- _Records from a collection of figures_

────

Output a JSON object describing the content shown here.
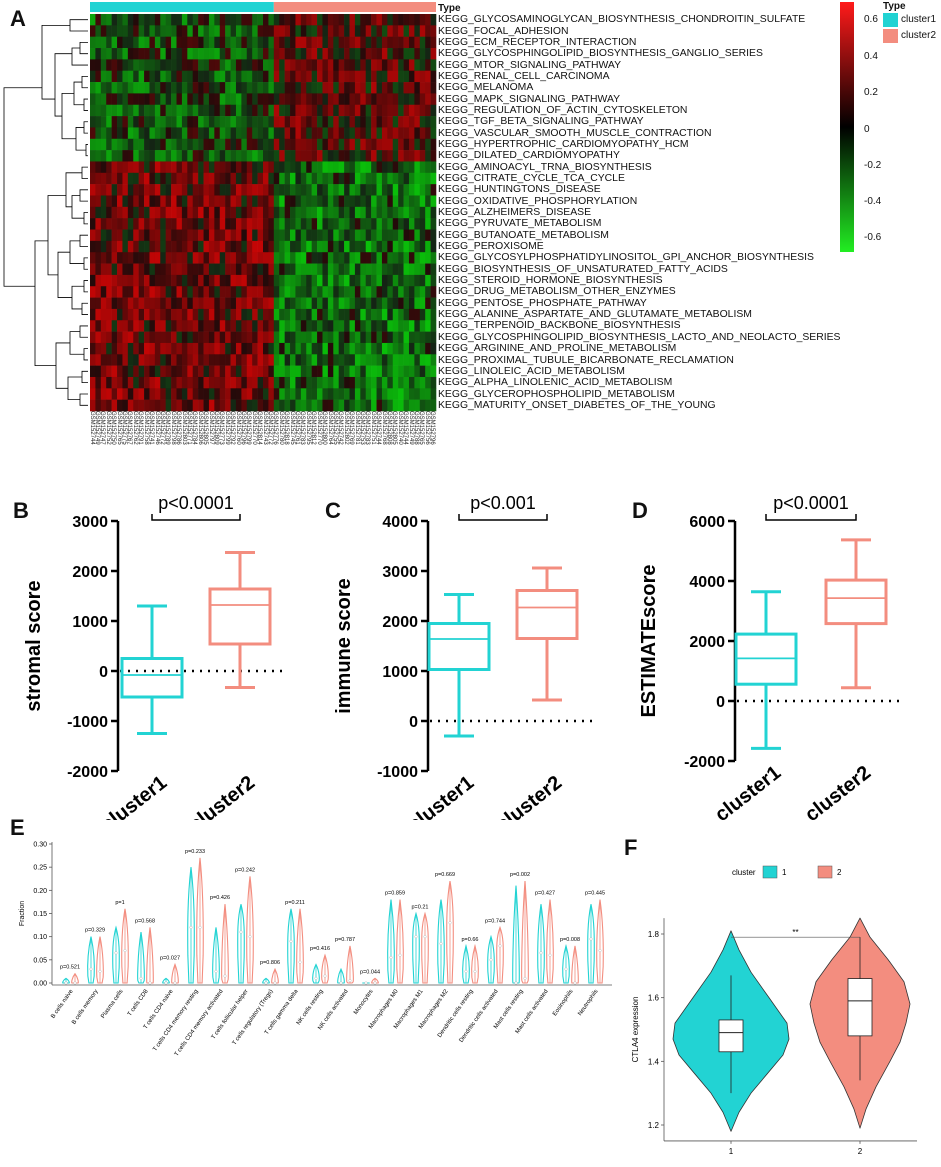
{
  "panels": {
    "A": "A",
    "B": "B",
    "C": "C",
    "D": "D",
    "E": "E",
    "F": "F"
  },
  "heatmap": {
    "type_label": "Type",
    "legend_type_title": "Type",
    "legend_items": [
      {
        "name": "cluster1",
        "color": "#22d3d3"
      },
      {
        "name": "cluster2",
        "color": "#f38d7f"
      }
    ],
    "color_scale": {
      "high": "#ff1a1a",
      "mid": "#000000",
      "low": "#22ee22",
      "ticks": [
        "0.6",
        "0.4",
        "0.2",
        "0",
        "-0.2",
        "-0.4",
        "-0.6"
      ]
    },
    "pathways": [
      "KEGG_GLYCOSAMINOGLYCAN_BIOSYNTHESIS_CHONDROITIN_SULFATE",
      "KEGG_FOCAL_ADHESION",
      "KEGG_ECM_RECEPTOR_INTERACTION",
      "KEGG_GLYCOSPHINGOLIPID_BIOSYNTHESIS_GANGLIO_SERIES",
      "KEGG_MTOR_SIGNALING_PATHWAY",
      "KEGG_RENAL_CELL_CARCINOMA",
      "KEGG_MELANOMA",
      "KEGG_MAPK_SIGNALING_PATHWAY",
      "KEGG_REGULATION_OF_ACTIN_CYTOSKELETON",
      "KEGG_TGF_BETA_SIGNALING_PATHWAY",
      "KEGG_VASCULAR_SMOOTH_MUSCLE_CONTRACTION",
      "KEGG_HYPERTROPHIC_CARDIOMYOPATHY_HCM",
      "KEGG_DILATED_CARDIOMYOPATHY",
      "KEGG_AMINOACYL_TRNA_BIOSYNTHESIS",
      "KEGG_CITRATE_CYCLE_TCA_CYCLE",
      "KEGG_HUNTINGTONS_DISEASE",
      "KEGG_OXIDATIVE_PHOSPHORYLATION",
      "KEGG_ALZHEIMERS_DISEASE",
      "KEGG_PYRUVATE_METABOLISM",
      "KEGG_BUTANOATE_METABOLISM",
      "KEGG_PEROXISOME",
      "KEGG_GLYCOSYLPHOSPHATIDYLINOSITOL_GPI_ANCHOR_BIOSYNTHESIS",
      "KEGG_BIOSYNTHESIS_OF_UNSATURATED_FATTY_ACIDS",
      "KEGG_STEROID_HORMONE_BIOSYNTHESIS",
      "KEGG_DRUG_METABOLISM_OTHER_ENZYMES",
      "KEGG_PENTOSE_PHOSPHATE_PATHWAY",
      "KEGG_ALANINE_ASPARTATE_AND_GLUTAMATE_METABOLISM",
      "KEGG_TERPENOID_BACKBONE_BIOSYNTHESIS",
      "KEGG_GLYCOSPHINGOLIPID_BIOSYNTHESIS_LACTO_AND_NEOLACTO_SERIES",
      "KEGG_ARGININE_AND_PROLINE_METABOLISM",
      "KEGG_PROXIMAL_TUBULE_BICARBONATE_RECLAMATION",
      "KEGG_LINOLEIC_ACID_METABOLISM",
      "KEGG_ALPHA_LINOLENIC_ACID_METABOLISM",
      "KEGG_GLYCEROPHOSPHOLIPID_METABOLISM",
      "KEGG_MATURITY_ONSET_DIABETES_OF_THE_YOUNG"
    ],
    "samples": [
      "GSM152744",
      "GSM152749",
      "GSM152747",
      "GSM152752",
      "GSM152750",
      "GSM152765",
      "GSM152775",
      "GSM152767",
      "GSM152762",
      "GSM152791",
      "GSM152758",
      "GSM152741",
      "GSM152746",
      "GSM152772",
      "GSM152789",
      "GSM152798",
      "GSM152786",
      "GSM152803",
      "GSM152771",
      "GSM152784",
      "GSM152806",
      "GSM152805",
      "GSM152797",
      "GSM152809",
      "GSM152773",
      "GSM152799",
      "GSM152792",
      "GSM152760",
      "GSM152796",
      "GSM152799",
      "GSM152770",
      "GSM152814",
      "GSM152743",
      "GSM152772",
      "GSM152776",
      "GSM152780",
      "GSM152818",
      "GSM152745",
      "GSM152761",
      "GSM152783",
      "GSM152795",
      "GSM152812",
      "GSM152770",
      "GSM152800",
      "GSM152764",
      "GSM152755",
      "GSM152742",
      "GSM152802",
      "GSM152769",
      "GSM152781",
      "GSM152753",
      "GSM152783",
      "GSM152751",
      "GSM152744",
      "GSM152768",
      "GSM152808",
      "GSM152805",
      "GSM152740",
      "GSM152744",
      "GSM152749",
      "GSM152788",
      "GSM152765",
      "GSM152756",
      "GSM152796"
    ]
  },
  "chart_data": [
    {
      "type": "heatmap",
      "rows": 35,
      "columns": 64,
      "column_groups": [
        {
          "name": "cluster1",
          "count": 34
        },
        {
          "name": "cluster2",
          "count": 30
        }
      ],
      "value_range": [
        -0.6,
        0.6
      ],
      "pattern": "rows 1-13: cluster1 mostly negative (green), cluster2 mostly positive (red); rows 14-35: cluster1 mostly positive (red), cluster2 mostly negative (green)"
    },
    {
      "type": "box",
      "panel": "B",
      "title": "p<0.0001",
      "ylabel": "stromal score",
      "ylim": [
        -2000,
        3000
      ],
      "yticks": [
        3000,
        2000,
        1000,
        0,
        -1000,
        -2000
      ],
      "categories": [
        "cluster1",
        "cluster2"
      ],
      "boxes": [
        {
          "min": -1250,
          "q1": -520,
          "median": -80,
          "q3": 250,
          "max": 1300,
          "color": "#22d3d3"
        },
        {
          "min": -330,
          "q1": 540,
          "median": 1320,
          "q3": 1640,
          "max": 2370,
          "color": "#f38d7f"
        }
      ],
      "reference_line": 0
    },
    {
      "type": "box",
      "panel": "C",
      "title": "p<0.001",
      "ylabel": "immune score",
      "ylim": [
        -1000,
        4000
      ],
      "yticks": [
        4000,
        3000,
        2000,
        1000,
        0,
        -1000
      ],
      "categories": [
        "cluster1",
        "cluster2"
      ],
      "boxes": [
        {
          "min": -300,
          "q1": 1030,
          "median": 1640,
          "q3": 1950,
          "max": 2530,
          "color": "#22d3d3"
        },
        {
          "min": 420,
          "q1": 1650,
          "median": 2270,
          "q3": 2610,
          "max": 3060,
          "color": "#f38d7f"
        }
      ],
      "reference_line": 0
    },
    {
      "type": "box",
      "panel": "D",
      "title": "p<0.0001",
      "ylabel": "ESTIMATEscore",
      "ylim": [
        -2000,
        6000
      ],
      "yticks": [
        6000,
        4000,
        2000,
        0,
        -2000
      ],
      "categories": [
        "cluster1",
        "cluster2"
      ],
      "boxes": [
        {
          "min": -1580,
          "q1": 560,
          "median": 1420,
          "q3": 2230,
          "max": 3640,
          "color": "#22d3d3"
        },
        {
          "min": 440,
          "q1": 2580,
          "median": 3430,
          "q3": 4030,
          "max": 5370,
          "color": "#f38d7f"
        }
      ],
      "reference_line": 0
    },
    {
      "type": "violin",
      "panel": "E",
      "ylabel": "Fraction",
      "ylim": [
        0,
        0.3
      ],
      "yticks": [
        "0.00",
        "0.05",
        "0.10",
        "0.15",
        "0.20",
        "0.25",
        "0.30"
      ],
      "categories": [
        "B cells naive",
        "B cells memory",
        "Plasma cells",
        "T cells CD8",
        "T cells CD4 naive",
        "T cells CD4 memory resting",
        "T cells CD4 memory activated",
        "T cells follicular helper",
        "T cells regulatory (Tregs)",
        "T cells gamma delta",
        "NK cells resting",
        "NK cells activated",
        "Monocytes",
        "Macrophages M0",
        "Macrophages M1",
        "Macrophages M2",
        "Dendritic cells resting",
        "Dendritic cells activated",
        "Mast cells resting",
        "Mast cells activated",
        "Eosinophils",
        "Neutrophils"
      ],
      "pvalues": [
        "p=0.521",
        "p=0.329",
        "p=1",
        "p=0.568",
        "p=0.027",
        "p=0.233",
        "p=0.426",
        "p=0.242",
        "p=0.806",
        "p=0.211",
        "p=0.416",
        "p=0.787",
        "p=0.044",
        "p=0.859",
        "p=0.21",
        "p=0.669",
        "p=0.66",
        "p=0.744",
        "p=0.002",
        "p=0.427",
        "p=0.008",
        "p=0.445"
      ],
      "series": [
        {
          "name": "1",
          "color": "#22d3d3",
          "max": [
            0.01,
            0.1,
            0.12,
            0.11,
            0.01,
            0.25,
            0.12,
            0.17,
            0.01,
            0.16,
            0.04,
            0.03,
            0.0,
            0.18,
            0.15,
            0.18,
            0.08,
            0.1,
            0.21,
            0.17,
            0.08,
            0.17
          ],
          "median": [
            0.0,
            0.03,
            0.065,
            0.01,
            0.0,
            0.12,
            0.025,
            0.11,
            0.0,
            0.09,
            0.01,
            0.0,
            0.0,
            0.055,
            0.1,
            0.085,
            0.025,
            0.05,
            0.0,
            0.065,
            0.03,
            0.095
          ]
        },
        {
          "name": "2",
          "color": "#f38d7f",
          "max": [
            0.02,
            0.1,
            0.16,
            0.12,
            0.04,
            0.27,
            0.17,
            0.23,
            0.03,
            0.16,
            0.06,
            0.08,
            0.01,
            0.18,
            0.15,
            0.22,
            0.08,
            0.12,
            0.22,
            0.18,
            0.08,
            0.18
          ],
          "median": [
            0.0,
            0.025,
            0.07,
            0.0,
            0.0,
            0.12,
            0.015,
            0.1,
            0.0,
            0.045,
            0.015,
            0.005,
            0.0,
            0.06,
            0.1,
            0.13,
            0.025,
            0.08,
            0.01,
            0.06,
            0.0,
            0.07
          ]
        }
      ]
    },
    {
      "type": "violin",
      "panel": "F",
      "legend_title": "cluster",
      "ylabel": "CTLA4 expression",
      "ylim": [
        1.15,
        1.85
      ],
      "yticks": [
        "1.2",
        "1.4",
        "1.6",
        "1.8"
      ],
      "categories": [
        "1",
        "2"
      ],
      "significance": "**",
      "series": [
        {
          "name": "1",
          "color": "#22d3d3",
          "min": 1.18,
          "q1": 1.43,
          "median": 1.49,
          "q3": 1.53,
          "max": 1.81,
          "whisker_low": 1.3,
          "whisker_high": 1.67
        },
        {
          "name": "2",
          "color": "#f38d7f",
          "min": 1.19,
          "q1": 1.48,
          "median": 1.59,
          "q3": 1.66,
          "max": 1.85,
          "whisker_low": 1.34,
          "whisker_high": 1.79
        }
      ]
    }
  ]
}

────

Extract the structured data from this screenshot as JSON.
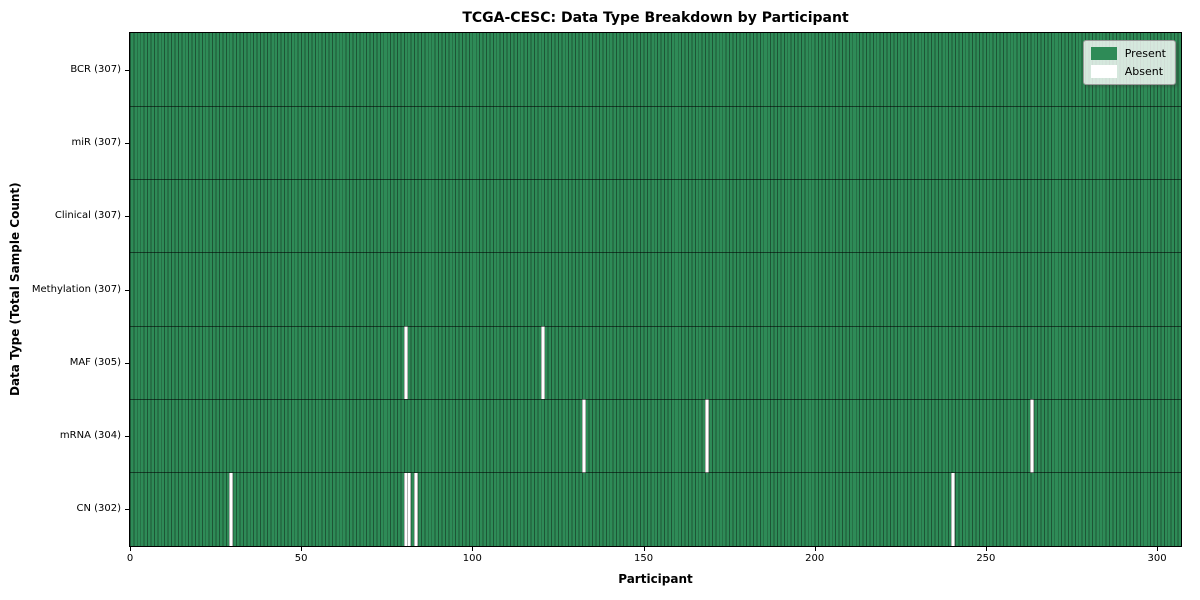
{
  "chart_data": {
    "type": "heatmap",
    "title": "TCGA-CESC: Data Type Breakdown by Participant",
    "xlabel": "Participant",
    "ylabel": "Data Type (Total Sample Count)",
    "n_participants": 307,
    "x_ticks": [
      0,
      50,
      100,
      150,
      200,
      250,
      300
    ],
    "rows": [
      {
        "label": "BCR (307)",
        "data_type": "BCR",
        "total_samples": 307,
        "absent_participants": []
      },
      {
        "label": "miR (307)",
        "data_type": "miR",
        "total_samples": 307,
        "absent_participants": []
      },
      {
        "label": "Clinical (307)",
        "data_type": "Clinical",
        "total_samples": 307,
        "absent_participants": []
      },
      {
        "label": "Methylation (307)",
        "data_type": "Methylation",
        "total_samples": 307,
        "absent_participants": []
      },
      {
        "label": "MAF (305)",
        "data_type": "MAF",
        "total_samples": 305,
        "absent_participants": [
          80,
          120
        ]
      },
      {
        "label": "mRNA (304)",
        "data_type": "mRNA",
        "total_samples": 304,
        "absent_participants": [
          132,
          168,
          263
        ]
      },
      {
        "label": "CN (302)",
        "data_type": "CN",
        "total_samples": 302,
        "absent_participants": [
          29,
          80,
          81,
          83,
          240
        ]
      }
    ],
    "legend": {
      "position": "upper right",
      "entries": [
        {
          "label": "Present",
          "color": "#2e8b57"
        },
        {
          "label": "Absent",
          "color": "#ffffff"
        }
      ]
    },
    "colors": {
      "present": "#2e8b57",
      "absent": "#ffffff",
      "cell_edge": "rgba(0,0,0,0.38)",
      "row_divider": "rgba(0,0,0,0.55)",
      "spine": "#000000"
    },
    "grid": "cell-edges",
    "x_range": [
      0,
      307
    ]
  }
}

────

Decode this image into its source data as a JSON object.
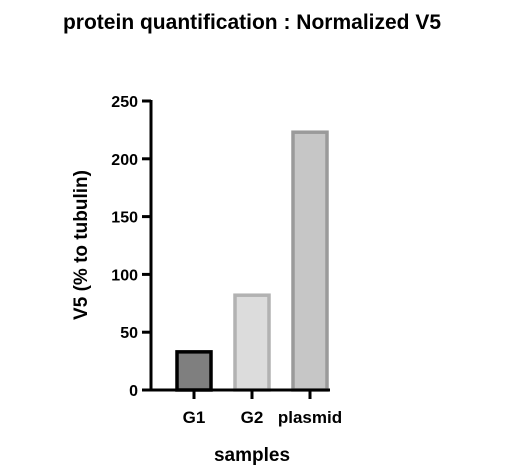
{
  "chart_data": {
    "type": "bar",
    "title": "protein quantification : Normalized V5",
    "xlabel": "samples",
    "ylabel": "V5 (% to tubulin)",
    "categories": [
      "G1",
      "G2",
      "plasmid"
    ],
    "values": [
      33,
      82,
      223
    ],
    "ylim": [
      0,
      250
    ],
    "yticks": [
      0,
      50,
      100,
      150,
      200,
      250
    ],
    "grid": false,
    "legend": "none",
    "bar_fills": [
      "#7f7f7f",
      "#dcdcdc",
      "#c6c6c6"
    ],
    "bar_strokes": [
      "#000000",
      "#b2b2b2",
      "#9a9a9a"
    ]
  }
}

────

- _Task prompt_
Extract every line of the records above that contains the word "memory".

- _Answer area_
        "B cells memory",
        "T cells CD4 memory resting",
        "T cells CD4 memory activated",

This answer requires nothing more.